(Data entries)
========================
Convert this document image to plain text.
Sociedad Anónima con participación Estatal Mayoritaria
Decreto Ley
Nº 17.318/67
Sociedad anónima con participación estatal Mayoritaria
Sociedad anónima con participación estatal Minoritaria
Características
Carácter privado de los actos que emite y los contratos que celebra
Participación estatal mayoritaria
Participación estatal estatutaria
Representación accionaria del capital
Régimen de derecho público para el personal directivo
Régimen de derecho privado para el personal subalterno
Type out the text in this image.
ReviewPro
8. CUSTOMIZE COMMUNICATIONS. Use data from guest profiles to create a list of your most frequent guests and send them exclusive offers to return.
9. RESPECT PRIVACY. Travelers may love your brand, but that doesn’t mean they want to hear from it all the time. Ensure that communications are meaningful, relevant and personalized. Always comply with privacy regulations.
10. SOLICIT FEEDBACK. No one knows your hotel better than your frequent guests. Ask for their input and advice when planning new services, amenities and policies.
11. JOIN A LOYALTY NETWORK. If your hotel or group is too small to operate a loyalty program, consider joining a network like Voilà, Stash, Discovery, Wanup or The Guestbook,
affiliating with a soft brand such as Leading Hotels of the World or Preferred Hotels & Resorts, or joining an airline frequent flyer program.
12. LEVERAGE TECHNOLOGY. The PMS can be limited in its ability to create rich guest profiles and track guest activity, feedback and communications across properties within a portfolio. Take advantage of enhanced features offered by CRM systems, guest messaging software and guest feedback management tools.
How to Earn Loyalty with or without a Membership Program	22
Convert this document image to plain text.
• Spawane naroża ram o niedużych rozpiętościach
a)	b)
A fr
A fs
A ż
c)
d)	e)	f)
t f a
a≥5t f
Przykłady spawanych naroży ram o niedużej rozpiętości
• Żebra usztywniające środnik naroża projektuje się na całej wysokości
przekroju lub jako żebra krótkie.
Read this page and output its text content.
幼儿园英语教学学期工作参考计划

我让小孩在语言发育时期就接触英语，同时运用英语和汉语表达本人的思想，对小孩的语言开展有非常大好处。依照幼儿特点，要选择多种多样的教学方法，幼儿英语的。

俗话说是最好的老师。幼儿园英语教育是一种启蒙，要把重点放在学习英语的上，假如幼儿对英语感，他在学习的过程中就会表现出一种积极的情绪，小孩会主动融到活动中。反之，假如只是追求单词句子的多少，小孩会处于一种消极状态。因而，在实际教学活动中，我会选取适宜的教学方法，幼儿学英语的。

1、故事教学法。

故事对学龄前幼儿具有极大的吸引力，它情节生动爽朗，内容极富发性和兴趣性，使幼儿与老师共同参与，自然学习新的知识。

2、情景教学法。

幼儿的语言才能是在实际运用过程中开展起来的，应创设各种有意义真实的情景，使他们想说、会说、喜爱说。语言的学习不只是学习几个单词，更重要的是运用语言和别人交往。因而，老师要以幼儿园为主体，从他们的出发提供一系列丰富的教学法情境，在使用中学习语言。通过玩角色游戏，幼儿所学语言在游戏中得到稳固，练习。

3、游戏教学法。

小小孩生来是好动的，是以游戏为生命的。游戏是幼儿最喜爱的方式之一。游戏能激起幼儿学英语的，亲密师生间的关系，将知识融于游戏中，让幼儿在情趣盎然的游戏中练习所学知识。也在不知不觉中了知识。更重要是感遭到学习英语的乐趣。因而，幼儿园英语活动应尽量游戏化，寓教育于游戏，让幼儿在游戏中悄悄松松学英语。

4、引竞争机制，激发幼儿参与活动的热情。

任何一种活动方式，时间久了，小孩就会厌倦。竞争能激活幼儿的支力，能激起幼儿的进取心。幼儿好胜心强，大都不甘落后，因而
========================
Reproduce each line from the records that contains the word "Sociedad".

Sociedad Anónima con participación Estatal Mayoritaria
Sociedad anónima con participación estatal Mayoritaria
Sociedad anónima con participación estatal Minoritaria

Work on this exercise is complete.